** Begin **
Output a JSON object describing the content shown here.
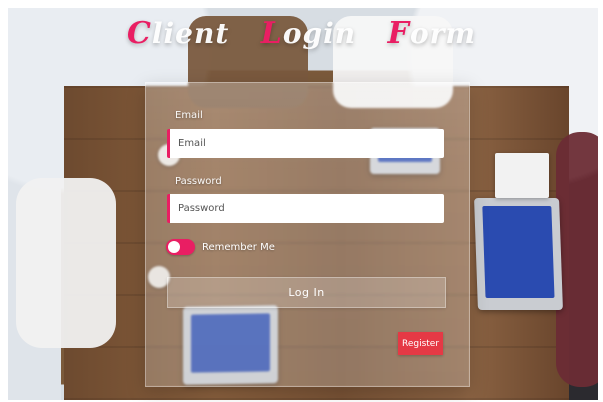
{
  "title": {
    "segments": [
      {
        "cap": "C",
        "rest": "lient"
      },
      {
        "cap": "L",
        "rest": "ogin"
      },
      {
        "cap": "F",
        "rest": "orm"
      }
    ]
  },
  "form": {
    "email_label": "Email",
    "email_placeholder": "Email",
    "password_label": "Password",
    "password_placeholder": "Password",
    "remember_label": "Remember Me",
    "remember_checked": true,
    "login_label": "Log In",
    "register_label": "Register"
  },
  "colors": {
    "accent": "#e91e63",
    "register": "#e53945"
  }
}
** End **
Excluding the pictures, restate the records above word for word.

▸ **RESPONSE FOR THIS EXERCISE**:
Output a JSON object describing the content shown here.
{
  "title": {
    "segments": [
      {
        "cap": "C",
        "rest": "lient"
      },
      {
        "cap": "L",
        "rest": "ogin"
      },
      {
        "cap": "F",
        "rest": "orm"
      }
    ]
  },
  "form": {
    "email_label": "Email",
    "email_placeholder": "Email",
    "password_label": "Password",
    "password_placeholder": "Password",
    "remember_label": "Remember Me",
    "remember_checked": true,
    "login_label": "Log In",
    "register_label": "Register"
  },
  "colors": {
    "accent": "#e91e63",
    "register": "#e53945"
  }
}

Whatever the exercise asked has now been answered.